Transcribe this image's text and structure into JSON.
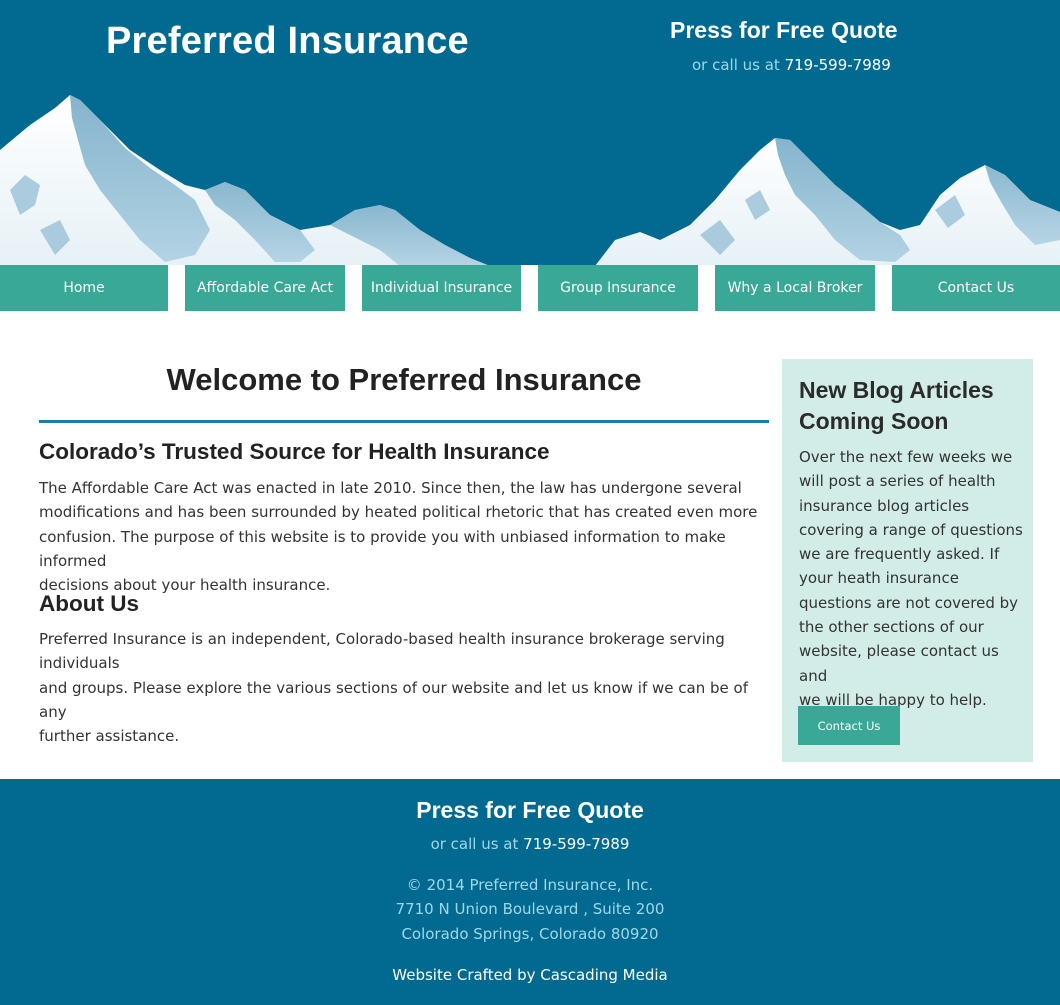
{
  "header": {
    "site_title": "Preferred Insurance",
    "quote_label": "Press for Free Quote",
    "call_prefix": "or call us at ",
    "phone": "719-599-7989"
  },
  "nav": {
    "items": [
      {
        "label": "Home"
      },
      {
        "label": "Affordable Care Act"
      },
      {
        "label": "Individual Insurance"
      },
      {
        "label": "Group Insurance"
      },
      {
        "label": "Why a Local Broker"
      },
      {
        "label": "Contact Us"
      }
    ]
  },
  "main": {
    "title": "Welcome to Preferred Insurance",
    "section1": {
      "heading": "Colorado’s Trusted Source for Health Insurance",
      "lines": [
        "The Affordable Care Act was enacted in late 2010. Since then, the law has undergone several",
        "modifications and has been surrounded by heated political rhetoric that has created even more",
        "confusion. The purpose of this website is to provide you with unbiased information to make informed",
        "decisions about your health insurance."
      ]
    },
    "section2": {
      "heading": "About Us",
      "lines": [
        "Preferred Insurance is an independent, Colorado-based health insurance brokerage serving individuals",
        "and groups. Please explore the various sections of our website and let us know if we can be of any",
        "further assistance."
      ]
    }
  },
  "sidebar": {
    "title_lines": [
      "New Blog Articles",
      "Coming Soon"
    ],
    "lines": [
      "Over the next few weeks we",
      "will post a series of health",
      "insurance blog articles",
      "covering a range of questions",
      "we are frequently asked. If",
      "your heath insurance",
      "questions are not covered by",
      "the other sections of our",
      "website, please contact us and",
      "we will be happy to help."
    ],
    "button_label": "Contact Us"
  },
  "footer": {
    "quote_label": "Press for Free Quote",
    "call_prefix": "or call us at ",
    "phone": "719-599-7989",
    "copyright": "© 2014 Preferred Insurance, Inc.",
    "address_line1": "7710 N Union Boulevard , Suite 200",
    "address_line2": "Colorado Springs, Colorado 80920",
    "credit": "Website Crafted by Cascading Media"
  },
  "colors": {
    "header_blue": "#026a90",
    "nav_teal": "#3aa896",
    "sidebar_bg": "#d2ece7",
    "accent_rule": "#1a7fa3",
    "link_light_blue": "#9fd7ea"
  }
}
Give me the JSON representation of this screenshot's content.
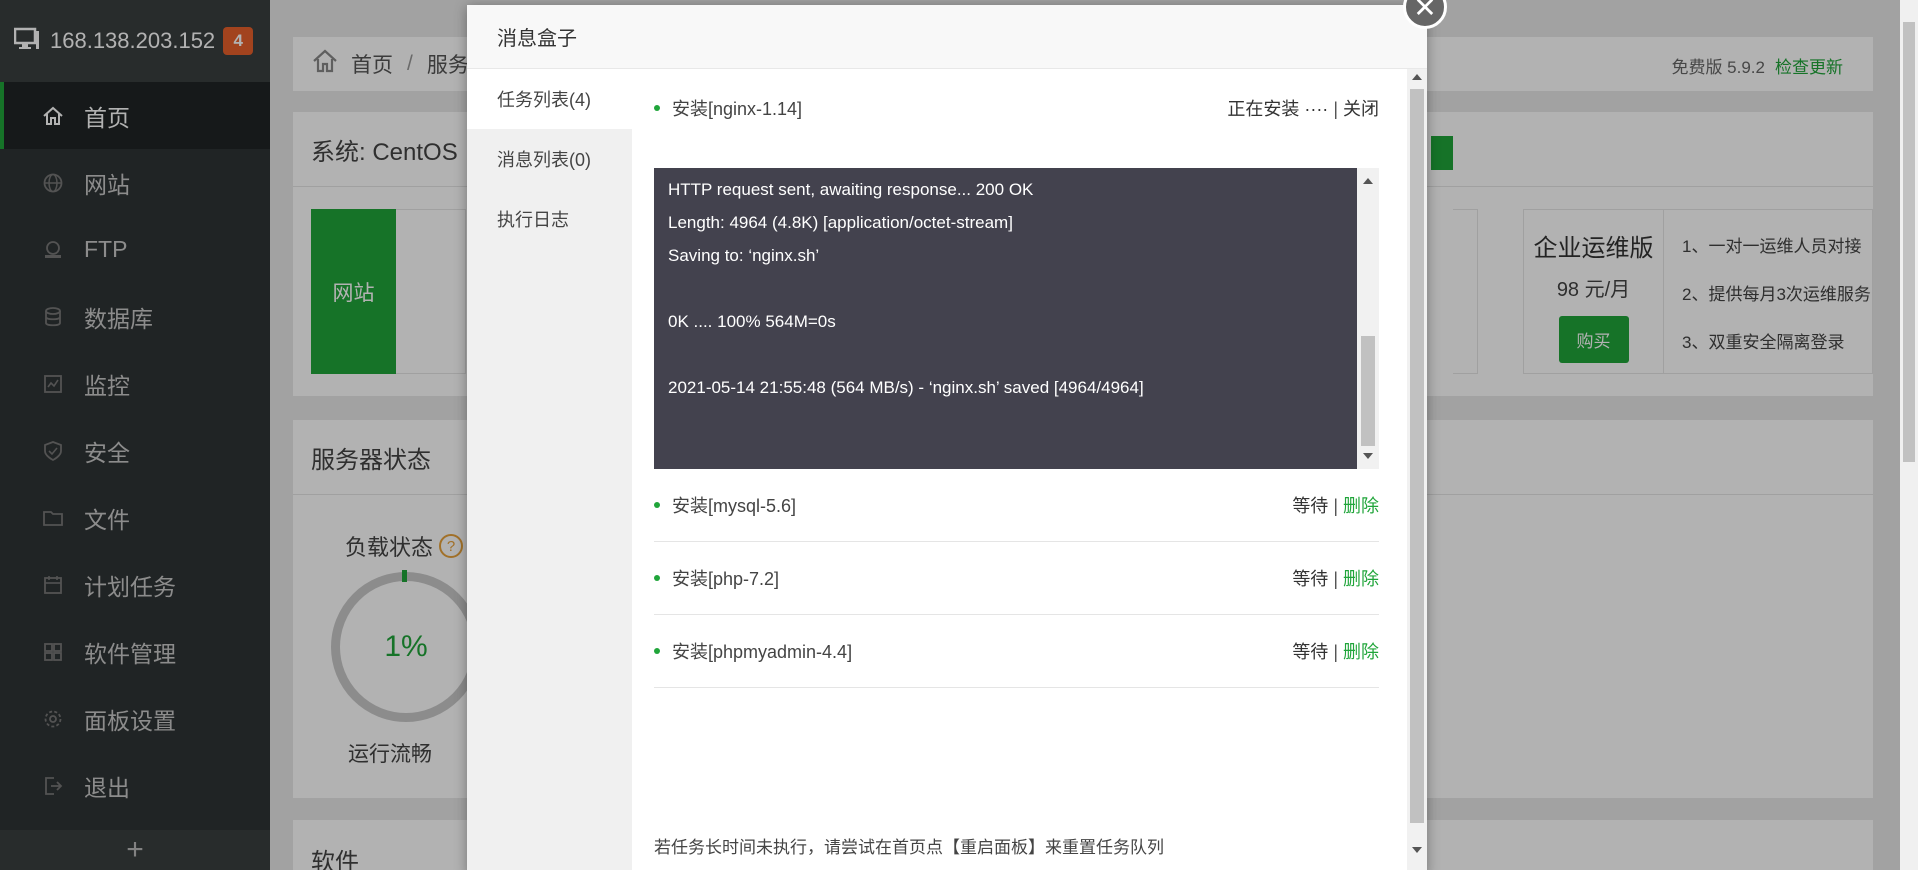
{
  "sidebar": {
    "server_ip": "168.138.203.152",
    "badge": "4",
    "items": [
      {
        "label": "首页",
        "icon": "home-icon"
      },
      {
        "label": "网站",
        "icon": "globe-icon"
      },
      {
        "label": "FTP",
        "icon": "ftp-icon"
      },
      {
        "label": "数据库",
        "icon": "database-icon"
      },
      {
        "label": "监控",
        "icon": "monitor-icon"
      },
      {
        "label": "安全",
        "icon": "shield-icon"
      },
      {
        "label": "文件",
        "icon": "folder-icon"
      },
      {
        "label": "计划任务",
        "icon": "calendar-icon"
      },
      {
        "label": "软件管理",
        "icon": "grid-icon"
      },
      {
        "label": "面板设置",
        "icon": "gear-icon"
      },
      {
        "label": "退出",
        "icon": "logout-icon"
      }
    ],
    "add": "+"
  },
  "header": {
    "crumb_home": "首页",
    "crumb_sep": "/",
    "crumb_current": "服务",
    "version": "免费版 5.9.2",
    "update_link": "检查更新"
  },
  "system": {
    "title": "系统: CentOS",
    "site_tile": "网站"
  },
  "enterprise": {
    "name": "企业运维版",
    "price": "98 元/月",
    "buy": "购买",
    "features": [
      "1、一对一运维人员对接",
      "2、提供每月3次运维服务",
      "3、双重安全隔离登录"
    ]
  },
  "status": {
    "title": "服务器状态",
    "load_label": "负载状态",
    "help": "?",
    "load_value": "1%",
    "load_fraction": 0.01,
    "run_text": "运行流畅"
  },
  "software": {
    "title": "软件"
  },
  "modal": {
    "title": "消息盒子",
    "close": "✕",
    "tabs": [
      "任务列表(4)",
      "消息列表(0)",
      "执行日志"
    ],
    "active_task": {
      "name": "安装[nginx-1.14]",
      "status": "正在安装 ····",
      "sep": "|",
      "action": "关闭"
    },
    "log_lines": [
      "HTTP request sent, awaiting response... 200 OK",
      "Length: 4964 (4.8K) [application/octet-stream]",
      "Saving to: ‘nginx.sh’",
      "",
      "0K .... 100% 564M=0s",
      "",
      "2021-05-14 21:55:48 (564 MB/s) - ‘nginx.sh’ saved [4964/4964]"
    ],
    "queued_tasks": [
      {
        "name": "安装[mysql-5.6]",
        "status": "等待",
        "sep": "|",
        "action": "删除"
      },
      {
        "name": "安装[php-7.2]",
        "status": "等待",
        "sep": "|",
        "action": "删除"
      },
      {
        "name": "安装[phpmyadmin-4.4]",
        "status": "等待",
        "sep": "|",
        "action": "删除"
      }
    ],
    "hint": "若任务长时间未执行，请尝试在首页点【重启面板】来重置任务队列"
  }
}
◆ ◆ ◆
- [Exercise directions]:
Drop the pictures and reproduce the rest of the entries above exactly.

- [Task response]:
Transcribe this image's text and structure into JSON.
{
  "header": {
    "site_title": "Preferred Insurance",
    "quote_label": "Press for Free Quote",
    "call_prefix": "or call us at ",
    "phone": "719-599-7989"
  },
  "nav": {
    "items": [
      {
        "label": "Home"
      },
      {
        "label": "Affordable Care Act"
      },
      {
        "label": "Individual Insurance"
      },
      {
        "label": "Group Insurance"
      },
      {
        "label": "Why a Local Broker"
      },
      {
        "label": "Contact Us"
      }
    ]
  },
  "main": {
    "title": "Welcome to Preferred Insurance",
    "section1": {
      "heading": "Colorado’s Trusted Source for Health Insurance",
      "lines": [
        "The Affordable Care Act was enacted in late 2010. Since then, the law has undergone several",
        "modifications and has been surrounded by heated political rhetoric that has created even more",
        "confusion. The purpose of this website is to provide you with unbiased information to make informed",
        "decisions about your health insurance."
      ]
    },
    "section2": {
      "heading": "About Us",
      "lines": [
        "Preferred Insurance is an independent, Colorado-based health insurance brokerage serving individuals",
        "and groups. Please explore the various sections of our website and let us know if we can be of any",
        "further assistance."
      ]
    }
  },
  "sidebar": {
    "title_lines": [
      "New Blog Articles",
      "Coming Soon"
    ],
    "lines": [
      "Over the next few weeks we",
      "will post a series of health",
      "insurance blog articles",
      "covering a range of questions",
      "we are frequently asked. If",
      "your heath insurance",
      "questions are not covered by",
      "the other sections of our",
      "website, please contact us and",
      "we will be happy to help."
    ],
    "button_label": "Contact Us"
  },
  "footer": {
    "quote_label": "Press for Free Quote",
    "call_prefix": "or call us at ",
    "phone": "719-599-7989",
    "copyright": "© 2014 Preferred Insurance, Inc.",
    "address_line1": "7710 N Union Boulevard , Suite 200",
    "address_line2": "Colorado Springs, Colorado 80920",
    "credit": "Website Crafted by Cascading Media"
  },
  "colors": {
    "header_blue": "#026a90",
    "nav_teal": "#3aa896",
    "sidebar_bg": "#d2ece7",
    "accent_rule": "#1a7fa3",
    "link_light_blue": "#9fd7ea"
  }
}
Give me the JSON representation of this screenshot's content.
{
  "sidebar": {
    "server_ip": "168.138.203.152",
    "badge": "4",
    "items": [
      {
        "label": "首页",
        "icon": "home-icon"
      },
      {
        "label": "网站",
        "icon": "globe-icon"
      },
      {
        "label": "FTP",
        "icon": "ftp-icon"
      },
      {
        "label": "数据库",
        "icon": "database-icon"
      },
      {
        "label": "监控",
        "icon": "monitor-icon"
      },
      {
        "label": "安全",
        "icon": "shield-icon"
      },
      {
        "label": "文件",
        "icon": "folder-icon"
      },
      {
        "label": "计划任务",
        "icon": "calendar-icon"
      },
      {
        "label": "软件管理",
        "icon": "grid-icon"
      },
      {
        "label": "面板设置",
        "icon": "gear-icon"
      },
      {
        "label": "退出",
        "icon": "logout-icon"
      }
    ],
    "add": "+"
  },
  "header": {
    "crumb_home": "首页",
    "crumb_sep": "/",
    "crumb_current": "服务",
    "version": "免费版 5.9.2",
    "update_link": "检查更新"
  },
  "system": {
    "title": "系统: CentOS",
    "site_tile": "网站"
  },
  "enterprise": {
    "name": "企业运维版",
    "price": "98 元/月",
    "buy": "购买",
    "features": [
      "1、一对一运维人员对接",
      "2、提供每月3次运维服务",
      "3、双重安全隔离登录"
    ]
  },
  "status": {
    "title": "服务器状态",
    "load_label": "负载状态",
    "help": "?",
    "load_value": "1%",
    "load_fraction": 0.01,
    "run_text": "运行流畅"
  },
  "software": {
    "title": "软件"
  },
  "modal": {
    "title": "消息盒子",
    "close": "✕",
    "tabs": [
      "任务列表(4)",
      "消息列表(0)",
      "执行日志"
    ],
    "active_task": {
      "name": "安装[nginx-1.14]",
      "status": "正在安装 ····",
      "sep": "|",
      "action": "关闭"
    },
    "log_lines": [
      "HTTP request sent, awaiting response... 200 OK",
      "Length: 4964 (4.8K) [application/octet-stream]",
      "Saving to: ‘nginx.sh’",
      "",
      "0K .... 100% 564M=0s",
      "",
      "2021-05-14 21:55:48 (564 MB/s) - ‘nginx.sh’ saved [4964/4964]"
    ],
    "queued_tasks": [
      {
        "name": "安装[mysql-5.6]",
        "status": "等待",
        "sep": "|",
        "action": "删除"
      },
      {
        "name": "安装[php-7.2]",
        "status": "等待",
        "sep": "|",
        "action": "删除"
      },
      {
        "name": "安装[phpmyadmin-4.4]",
        "status": "等待",
        "sep": "|",
        "action": "删除"
      }
    ],
    "hint": "若任务长时间未执行，请尝试在首页点【重启面板】来重置任务队列"
  }
}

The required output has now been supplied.